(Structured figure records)
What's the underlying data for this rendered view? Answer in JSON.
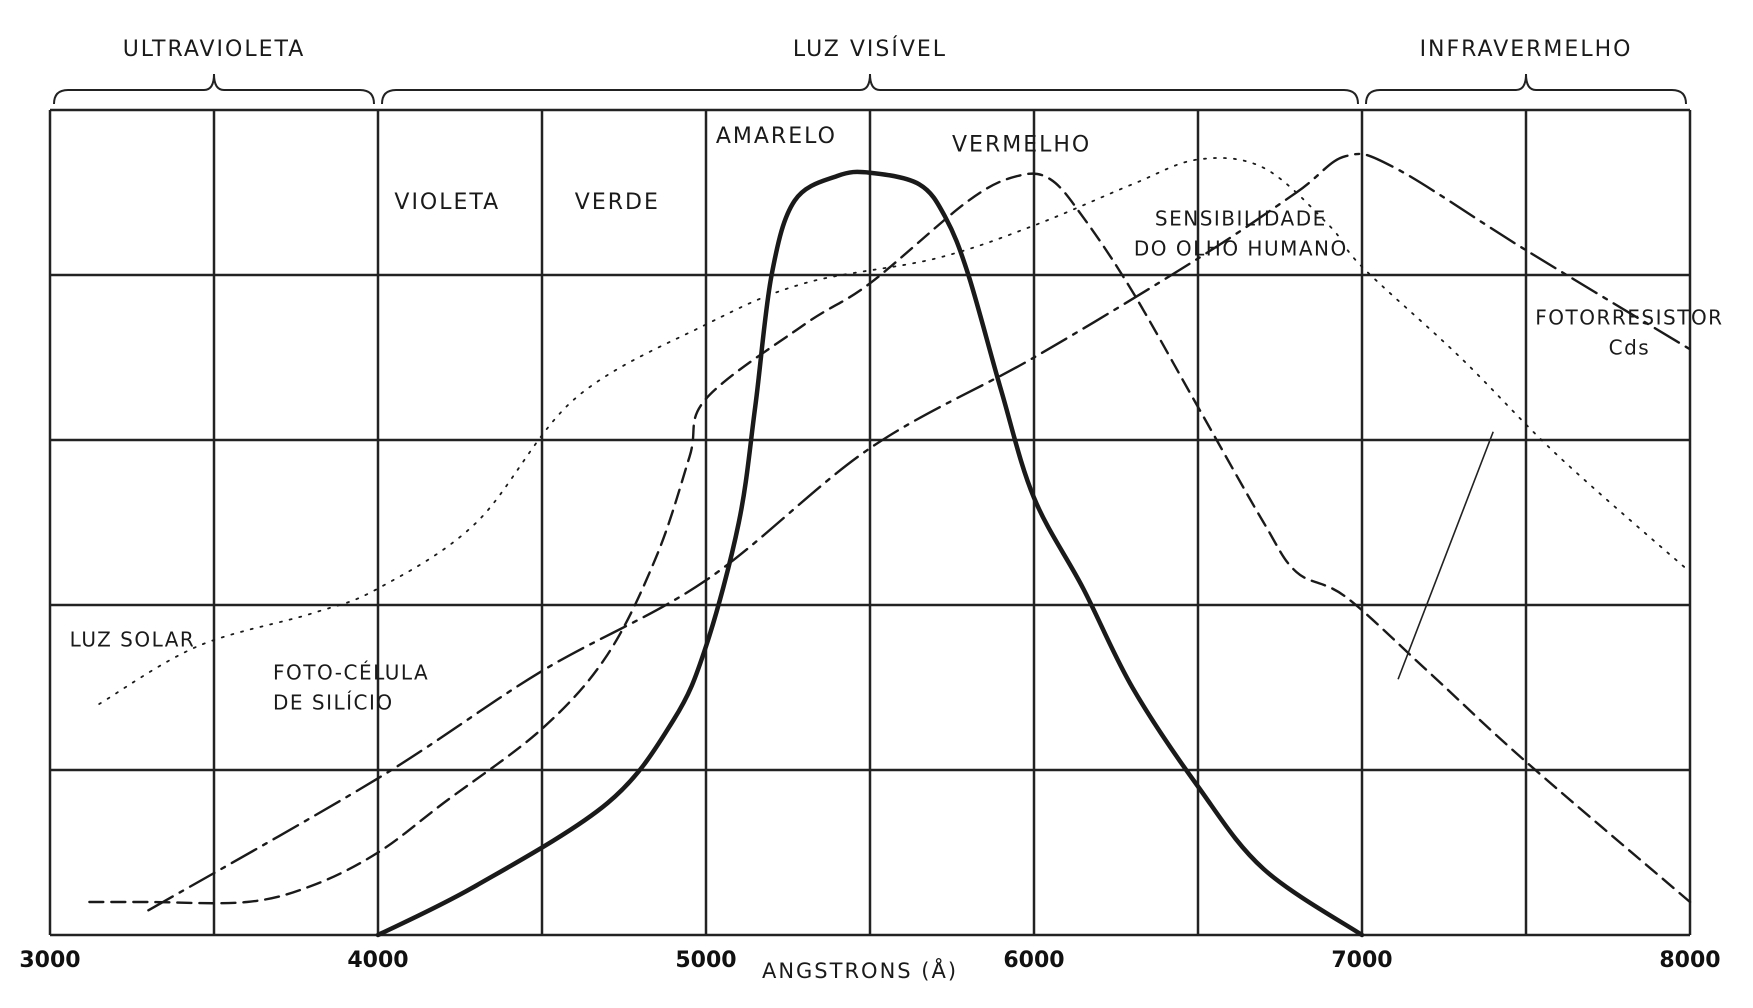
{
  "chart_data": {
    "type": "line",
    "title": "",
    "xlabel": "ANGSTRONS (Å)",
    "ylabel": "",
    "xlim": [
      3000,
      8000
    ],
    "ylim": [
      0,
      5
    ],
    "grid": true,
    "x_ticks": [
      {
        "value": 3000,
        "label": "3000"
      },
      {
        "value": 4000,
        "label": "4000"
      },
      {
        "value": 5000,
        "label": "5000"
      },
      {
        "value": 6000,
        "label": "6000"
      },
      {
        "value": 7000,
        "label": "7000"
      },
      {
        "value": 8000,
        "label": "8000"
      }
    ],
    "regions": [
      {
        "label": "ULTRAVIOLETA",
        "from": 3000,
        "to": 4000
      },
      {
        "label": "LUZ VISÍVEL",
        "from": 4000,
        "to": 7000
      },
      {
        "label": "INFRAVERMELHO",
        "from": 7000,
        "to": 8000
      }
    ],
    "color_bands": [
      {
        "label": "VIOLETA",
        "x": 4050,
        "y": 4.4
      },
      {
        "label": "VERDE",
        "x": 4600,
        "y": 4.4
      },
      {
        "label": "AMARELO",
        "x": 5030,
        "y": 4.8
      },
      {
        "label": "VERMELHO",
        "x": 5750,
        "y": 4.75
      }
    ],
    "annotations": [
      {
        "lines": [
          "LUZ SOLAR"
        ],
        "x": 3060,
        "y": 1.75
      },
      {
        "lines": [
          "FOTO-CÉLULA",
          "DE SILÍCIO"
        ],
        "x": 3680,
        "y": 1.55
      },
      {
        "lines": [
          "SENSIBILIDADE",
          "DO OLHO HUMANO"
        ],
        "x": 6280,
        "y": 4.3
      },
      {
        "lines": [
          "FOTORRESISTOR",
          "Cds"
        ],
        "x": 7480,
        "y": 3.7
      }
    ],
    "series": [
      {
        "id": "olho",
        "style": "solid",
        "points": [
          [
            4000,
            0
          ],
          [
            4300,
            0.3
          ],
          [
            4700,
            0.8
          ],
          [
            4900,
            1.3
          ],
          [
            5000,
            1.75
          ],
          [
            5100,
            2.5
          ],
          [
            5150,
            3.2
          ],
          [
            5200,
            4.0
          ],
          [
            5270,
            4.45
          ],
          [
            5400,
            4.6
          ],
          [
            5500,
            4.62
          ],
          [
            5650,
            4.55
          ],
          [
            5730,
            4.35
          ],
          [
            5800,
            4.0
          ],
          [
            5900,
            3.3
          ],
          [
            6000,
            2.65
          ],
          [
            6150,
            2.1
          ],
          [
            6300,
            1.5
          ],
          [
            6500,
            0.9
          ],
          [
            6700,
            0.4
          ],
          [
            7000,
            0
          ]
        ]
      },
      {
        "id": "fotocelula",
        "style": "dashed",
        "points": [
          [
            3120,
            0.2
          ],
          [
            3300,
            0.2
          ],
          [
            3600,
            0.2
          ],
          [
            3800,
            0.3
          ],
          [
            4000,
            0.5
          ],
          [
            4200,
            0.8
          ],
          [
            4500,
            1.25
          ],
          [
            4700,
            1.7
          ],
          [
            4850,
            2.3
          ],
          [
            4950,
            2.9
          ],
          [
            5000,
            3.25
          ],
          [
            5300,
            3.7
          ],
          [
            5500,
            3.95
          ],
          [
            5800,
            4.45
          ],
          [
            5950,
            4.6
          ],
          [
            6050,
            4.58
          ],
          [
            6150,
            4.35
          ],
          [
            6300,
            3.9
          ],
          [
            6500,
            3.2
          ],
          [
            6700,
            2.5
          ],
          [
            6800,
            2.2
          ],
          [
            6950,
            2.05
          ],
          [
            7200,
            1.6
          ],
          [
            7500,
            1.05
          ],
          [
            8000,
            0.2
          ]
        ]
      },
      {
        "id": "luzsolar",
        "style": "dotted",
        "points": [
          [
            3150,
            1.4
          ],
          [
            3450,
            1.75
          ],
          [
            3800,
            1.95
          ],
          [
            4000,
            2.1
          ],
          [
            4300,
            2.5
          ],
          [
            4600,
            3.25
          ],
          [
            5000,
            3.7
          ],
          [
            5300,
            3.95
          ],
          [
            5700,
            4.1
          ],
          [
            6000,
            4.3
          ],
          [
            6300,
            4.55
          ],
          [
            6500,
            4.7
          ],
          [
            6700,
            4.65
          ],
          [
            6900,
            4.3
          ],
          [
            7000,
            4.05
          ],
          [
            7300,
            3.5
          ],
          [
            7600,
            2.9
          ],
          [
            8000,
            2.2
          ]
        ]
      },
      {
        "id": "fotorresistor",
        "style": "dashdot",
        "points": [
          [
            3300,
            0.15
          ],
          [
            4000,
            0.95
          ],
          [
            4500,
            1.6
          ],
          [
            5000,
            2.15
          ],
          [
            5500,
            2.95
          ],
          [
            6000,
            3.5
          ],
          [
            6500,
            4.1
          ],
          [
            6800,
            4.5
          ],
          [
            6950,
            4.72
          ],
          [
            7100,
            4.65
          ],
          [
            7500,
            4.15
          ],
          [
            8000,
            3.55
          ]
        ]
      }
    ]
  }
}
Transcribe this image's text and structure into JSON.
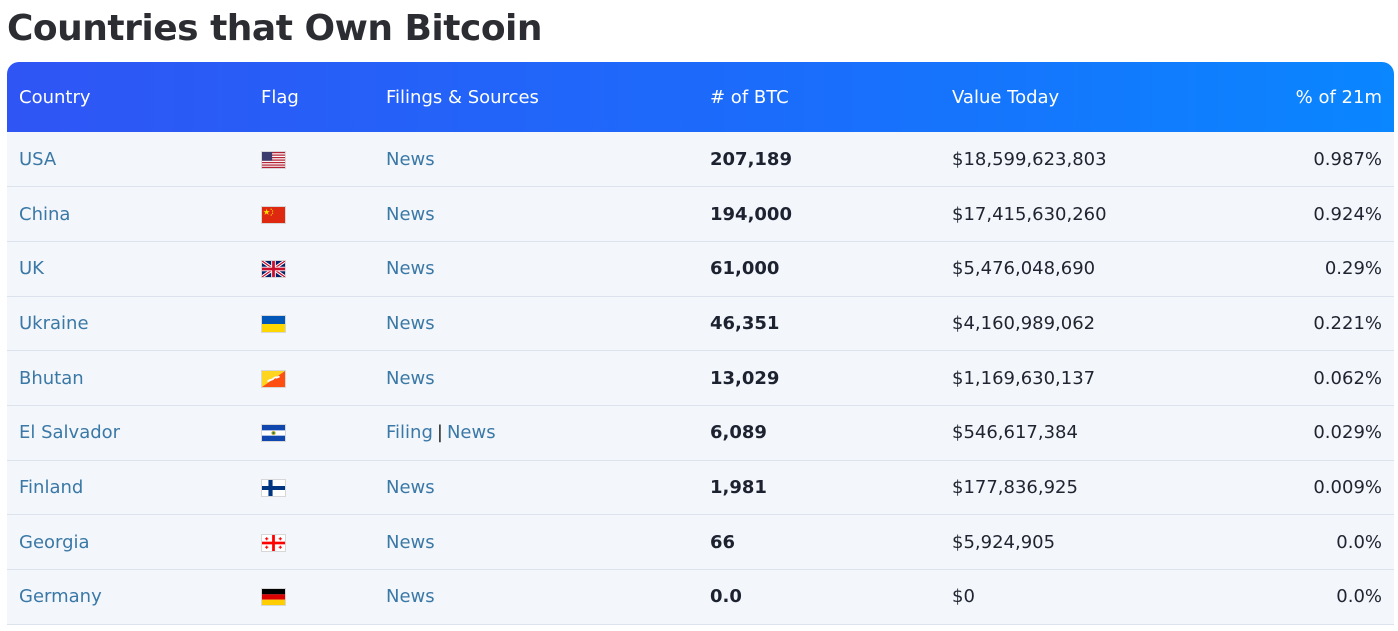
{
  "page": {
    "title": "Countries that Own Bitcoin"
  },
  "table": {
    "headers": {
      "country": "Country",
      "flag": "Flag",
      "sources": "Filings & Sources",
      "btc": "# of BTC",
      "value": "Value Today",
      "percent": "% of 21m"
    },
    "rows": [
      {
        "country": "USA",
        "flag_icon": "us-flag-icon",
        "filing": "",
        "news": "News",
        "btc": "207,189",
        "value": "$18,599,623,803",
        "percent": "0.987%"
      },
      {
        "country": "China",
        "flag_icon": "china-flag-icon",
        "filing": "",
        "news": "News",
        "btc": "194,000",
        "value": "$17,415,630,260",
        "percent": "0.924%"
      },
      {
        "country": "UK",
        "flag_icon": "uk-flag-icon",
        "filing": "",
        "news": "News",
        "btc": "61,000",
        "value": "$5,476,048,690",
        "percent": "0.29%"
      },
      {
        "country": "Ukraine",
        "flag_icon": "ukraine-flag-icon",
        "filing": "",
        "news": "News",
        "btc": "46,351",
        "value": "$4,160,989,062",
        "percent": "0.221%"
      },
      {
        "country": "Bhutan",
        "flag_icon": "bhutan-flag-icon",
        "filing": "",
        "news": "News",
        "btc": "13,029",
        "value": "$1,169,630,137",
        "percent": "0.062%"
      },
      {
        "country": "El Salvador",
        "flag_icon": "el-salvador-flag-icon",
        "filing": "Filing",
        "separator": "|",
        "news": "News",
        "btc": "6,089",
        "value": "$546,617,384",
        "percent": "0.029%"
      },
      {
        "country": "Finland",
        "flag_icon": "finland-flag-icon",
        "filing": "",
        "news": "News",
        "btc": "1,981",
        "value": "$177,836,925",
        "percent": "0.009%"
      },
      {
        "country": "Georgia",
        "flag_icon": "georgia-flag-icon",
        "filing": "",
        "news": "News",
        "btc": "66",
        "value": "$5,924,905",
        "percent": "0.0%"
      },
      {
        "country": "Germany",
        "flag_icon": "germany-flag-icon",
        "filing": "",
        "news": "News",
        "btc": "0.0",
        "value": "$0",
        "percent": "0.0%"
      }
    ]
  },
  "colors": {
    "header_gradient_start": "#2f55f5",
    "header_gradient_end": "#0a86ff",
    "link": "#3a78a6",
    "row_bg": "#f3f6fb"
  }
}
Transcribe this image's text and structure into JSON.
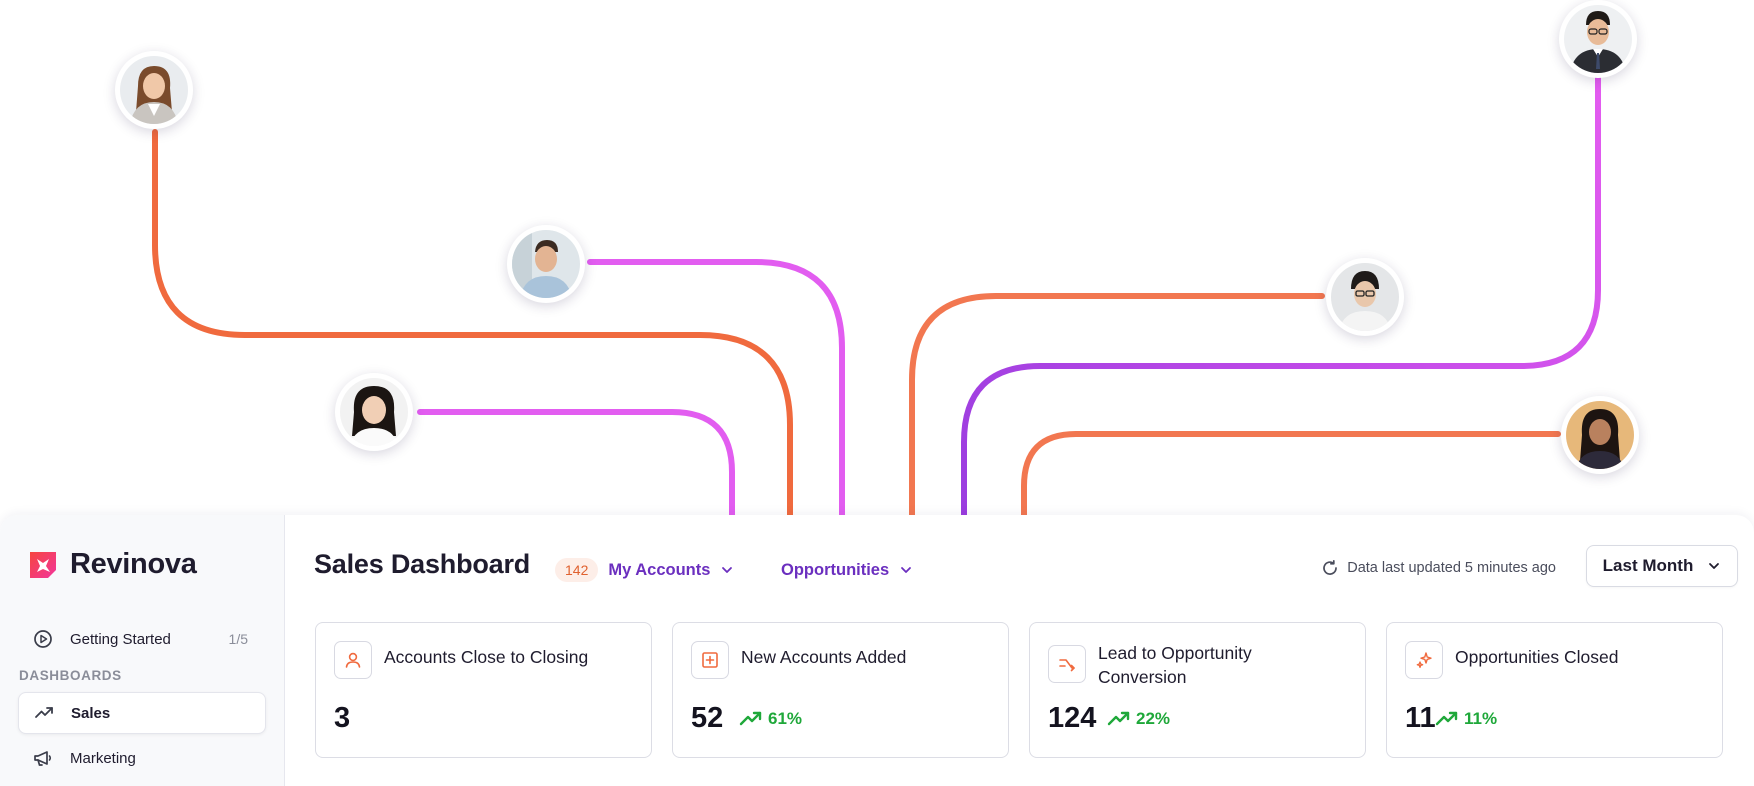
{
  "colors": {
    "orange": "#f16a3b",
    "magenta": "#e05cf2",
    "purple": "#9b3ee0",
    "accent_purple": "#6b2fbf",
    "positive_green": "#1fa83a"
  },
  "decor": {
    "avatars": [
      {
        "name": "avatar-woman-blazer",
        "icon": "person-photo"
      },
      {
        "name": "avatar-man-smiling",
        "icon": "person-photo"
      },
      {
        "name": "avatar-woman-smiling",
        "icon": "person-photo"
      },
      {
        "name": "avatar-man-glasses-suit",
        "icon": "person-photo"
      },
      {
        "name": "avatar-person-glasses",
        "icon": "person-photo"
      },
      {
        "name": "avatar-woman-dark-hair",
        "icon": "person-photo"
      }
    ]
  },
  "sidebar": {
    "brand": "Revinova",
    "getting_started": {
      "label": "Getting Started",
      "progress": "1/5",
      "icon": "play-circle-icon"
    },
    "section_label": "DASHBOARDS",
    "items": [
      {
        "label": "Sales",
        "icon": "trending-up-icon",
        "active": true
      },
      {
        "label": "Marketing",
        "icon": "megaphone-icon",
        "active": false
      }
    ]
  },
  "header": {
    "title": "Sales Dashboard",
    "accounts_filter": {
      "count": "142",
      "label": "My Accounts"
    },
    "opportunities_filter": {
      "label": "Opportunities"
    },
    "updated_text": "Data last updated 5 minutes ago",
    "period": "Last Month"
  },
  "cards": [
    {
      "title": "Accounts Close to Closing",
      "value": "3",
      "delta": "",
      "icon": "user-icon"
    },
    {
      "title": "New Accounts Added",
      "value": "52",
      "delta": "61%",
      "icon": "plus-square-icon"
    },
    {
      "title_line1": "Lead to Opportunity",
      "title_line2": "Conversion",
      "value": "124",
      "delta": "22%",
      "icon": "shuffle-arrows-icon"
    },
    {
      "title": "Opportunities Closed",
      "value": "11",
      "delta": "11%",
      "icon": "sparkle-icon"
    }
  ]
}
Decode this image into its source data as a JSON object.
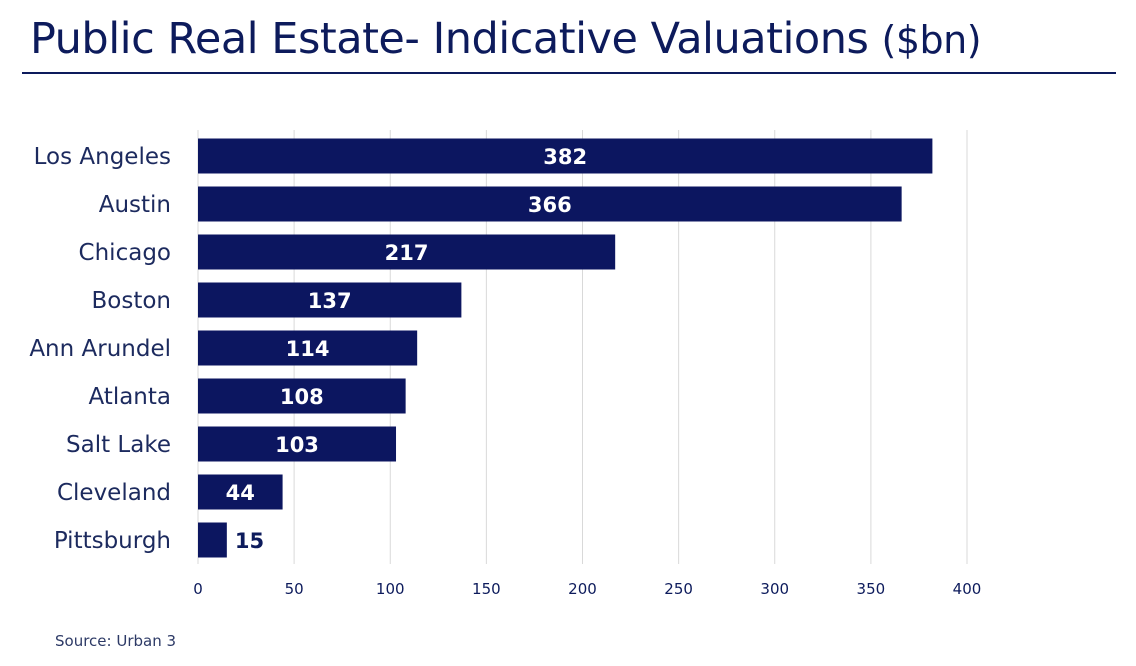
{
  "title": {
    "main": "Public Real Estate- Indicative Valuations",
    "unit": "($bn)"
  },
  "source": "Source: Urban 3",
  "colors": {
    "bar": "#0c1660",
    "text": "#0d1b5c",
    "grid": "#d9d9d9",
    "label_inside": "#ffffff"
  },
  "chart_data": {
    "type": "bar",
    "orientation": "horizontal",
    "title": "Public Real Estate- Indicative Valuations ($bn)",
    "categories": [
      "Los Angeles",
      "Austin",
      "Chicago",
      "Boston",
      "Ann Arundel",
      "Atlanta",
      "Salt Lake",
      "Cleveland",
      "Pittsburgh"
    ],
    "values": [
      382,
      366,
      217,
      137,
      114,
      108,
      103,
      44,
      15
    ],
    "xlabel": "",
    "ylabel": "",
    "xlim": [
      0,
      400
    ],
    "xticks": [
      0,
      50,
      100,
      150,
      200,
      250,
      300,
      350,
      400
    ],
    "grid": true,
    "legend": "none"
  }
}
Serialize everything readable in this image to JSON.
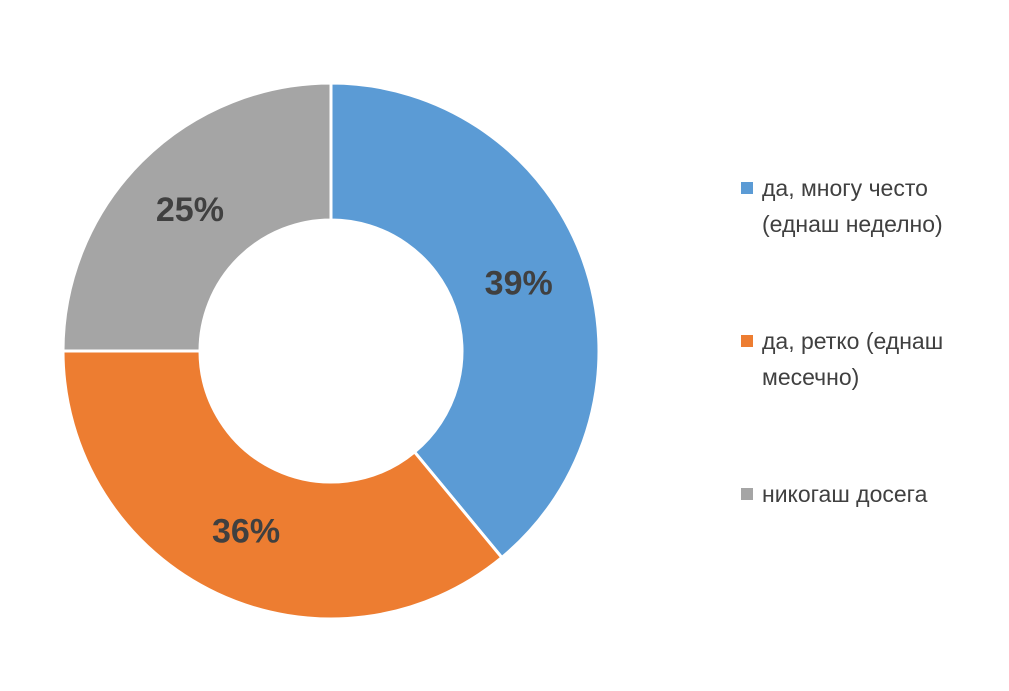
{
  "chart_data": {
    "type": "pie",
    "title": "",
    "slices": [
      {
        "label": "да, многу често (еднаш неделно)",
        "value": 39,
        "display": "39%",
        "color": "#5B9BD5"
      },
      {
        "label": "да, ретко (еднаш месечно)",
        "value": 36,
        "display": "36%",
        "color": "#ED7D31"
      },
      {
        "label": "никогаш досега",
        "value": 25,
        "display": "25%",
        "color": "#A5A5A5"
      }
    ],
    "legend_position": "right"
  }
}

● Instructions for the task
Each line that contains the string "Valuations" counts once; say how many there are and nothing else.

● Task result
2